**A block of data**

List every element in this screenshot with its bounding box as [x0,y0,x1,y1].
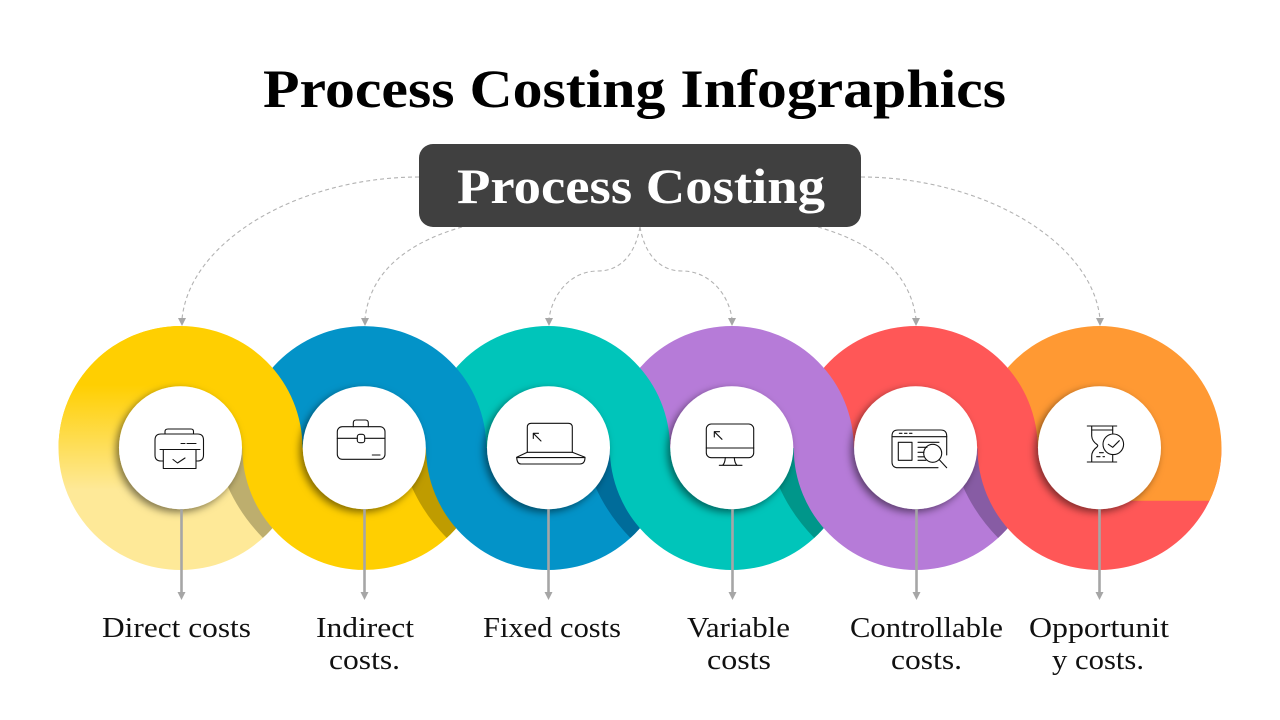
label: Variable costs [687,612,790,676]
label: Fixed costs: Fixed costs [483,612,621,644]
label: Controllable costs. [850,612,1003,676]
central box: Process Costing [419,144,861,227]
ribbon: interlocking coloured rings [58,326,1222,570]
label: Variable costs: Variable [687,612,790,644]
icon: hourglass with check [1087,426,1124,462]
central box: Process Costing: Process Costing [457,158,825,214]
title: Process Costing Infographics [263,59,1006,119]
label: Controllable costs.: Controllable [850,612,1003,644]
icon: briefcase [337,420,385,459]
icon: browser with magnifier [892,430,947,468]
icon: printer [155,429,204,468]
icon: laptop [517,423,585,464]
label: Indirect costs.: costs. [329,644,400,676]
label: Opportunity costs.: Opportunit [1029,612,1169,644]
downward arrows to labels [178,509,1104,600]
label: Indirect costs.: Indirect [316,612,414,644]
white icon discs [119,386,1161,509]
label: Indirect costs. [316,612,414,676]
label: Controllable costs.: costs. [891,644,962,676]
label: Opportunity costs.: y costs. [1052,644,1144,676]
label: Direct costs: Direct costs [102,612,251,644]
dashed connectors from the central box to each ring [178,177,1104,326]
icon: desktop monitor [706,424,754,465]
label: Variable costs: costs [707,644,771,676]
label: Opportunity costs. [1029,612,1169,676]
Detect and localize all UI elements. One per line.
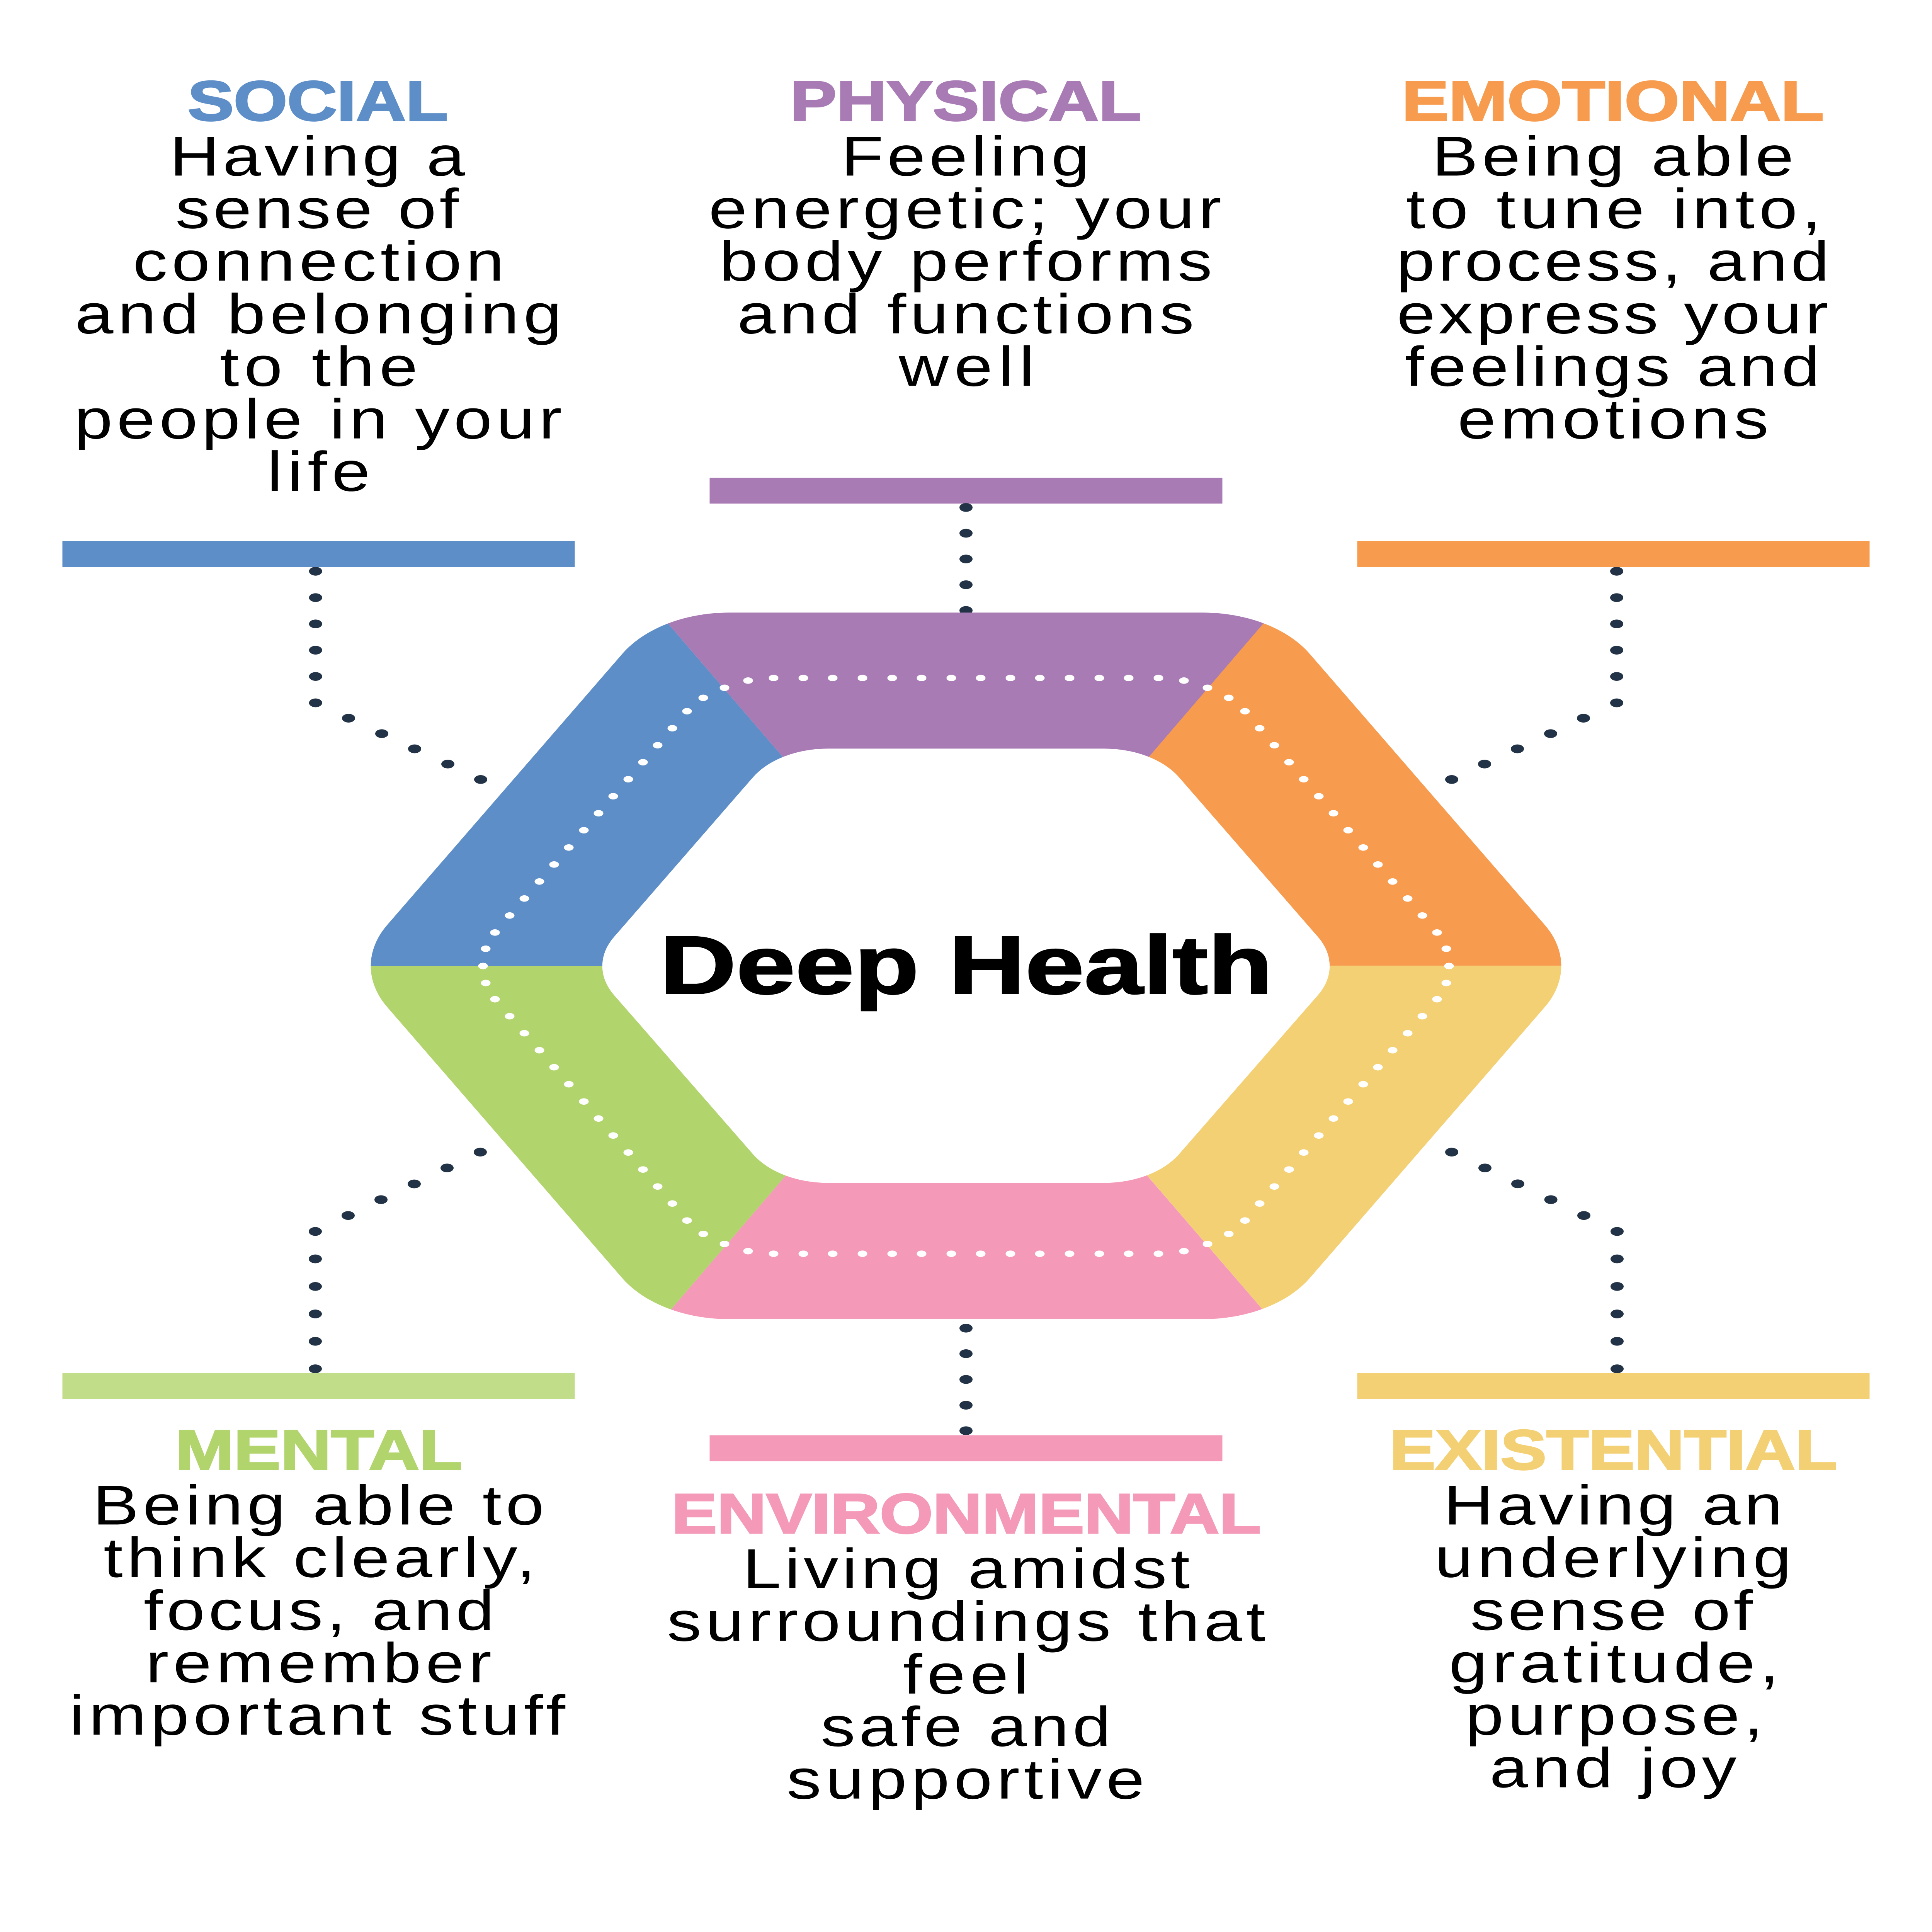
text block: mental description bbox=[69, 1474, 566, 1747]
ring segment: physical (purple) bbox=[371, 612, 1561, 1319]
text block: mental description: Being able to bbox=[93, 1474, 544, 1537]
colour bar: environmental bbox=[709, 1435, 1223, 1461]
heading: social: SOCIAL bbox=[188, 70, 448, 133]
text block: physical description: Feeling bbox=[841, 125, 1090, 188]
center title: Deep Health bbox=[660, 919, 1273, 1012]
panel: environmental bbox=[667, 1328, 1265, 1811]
text block: social description: to the bbox=[220, 335, 418, 398]
dotted connector: mental bbox=[315, 1152, 480, 1369]
text block: social description: connection bbox=[133, 230, 504, 293]
text block: environmental description bbox=[667, 1537, 1265, 1811]
text block: physical description: well bbox=[898, 335, 1034, 398]
heading: physical: PHYSICAL bbox=[790, 70, 1141, 133]
text block: existential description: Having an bbox=[1444, 1474, 1782, 1537]
text block: emotional description: express your bbox=[1397, 283, 1828, 345]
text block: social description: people in your bbox=[74, 388, 562, 451]
text block: social description: life bbox=[267, 440, 370, 503]
dotted connector: emotional bbox=[1452, 571, 1617, 779]
colour bar: physical bbox=[709, 478, 1223, 503]
ring segment: mental (green) bbox=[371, 966, 786, 1310]
dotted connector: social bbox=[316, 571, 481, 779]
text block: environmental description: feel bbox=[903, 1643, 1029, 1706]
text block: emotional description: Being able bbox=[1432, 125, 1794, 188]
heading: mental: MENTAL bbox=[175, 1418, 462, 1481]
ring segment: environmental (pink) bbox=[371, 612, 1561, 1319]
text block: environmental description: surroundings that bbox=[667, 1590, 1265, 1653]
panel: mental bbox=[63, 1152, 575, 1747]
text block: environmental description: Living amidst bbox=[743, 1537, 1190, 1600]
panel: existential bbox=[1357, 1152, 1869, 1799]
text block: physical description: body performs bbox=[719, 230, 1212, 293]
white dotted inner hexagon bbox=[483, 678, 1449, 1254]
text block: environmental description: safe and bbox=[821, 1696, 1111, 1758]
text block: social description: Having a bbox=[170, 125, 465, 188]
panel: emotional bbox=[1357, 70, 1869, 779]
colour bar: existential bbox=[1357, 1373, 1869, 1399]
text block: existential description: gratitude, bbox=[1449, 1632, 1779, 1694]
text block: mental description: focus, and bbox=[144, 1579, 494, 1642]
text block: emotional description: process, and bbox=[1396, 230, 1829, 293]
text block: emotional description: emotions bbox=[1458, 388, 1769, 451]
ring segment: existential (yellow) bbox=[1147, 966, 1561, 1309]
heading: emotional: EMOTIONAL bbox=[1402, 70, 1824, 133]
text block: existential description: sense of bbox=[1470, 1579, 1753, 1642]
text block: physical description: and functions bbox=[737, 283, 1194, 345]
colour bar: social bbox=[63, 541, 575, 567]
dotted connector: physical bbox=[959, 507, 973, 611]
panel: physical bbox=[709, 70, 1223, 611]
panel: social bbox=[63, 70, 575, 779]
text block: social description: and belonging bbox=[75, 283, 562, 345]
text block: social description: sense of bbox=[175, 177, 459, 240]
hexagon ring diagram bbox=[371, 612, 1561, 1319]
heading: existential: EXISTENTIAL bbox=[1389, 1418, 1837, 1481]
text block: physical description: energetic; your bbox=[709, 177, 1221, 240]
ring segment: emotional (orange) bbox=[1148, 623, 1561, 966]
text block: emotional description: feelings and bbox=[1405, 335, 1820, 398]
colour bar: emotional bbox=[1357, 541, 1869, 567]
text block: existential description: and joy bbox=[1490, 1736, 1737, 1799]
ring segment: social (blue) bbox=[371, 624, 783, 966]
dotted connector: existential bbox=[1452, 1152, 1617, 1369]
text block: mental description: remember bbox=[146, 1632, 492, 1694]
dotted connector: environmental bbox=[959, 1328, 973, 1431]
text block: existential description: underlying bbox=[1435, 1526, 1791, 1589]
text block: existential description bbox=[1435, 1474, 1791, 1799]
text block: mental description: important stuff bbox=[69, 1684, 566, 1747]
text block: emotional description bbox=[1396, 125, 1829, 451]
text block: environmental description: supportive bbox=[787, 1748, 1145, 1811]
colour bar: mental bbox=[63, 1373, 575, 1399]
text block: physical description bbox=[709, 125, 1221, 398]
text block: existential description: purpose, bbox=[1465, 1684, 1763, 1747]
text block: social description bbox=[74, 125, 562, 503]
text block: mental description: think clearly, bbox=[104, 1526, 536, 1589]
text block: emotional description: to tune into, bbox=[1406, 177, 1821, 240]
heading: environmental: ENVIRONMENTAL bbox=[672, 1482, 1261, 1545]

**WHAT THE TASK ASKS**
Pull out the lines of the items that run from the line containing "text block: mental description bbox=[69, 1474, 566, 1747]" through the line containing "text block: social description: people", both included, and repeat each one without any change.

**EXERCISE ANSWER**
text block: mental description bbox=[69, 1474, 566, 1747]
ring segment: physical (purple) bbox=[371, 612, 1561, 1319]
text block: mental description: Being able to bbox=[93, 1474, 544, 1537]
colour bar: environmental bbox=[709, 1435, 1223, 1461]
heading: social: SOCIAL bbox=[188, 70, 448, 133]
text block: physical description: Feeling bbox=[841, 125, 1090, 188]
center title: Deep Health bbox=[660, 919, 1273, 1012]
panel: environmental bbox=[667, 1328, 1265, 1811]
text block: social description: to the bbox=[220, 335, 418, 398]
dotted connector: mental bbox=[315, 1152, 480, 1369]
text block: social description: connection bbox=[133, 230, 504, 293]
text block: environmental description bbox=[667, 1537, 1265, 1811]
text block: physical description: well bbox=[898, 335, 1034, 398]
heading: physical: PHYSICAL bbox=[790, 70, 1141, 133]
text block: existential description: Having an bbox=[1444, 1474, 1782, 1537]
text block: emotional description: express your bbox=[1397, 283, 1828, 345]
text block: social description: people in your bbox=[74, 388, 562, 451]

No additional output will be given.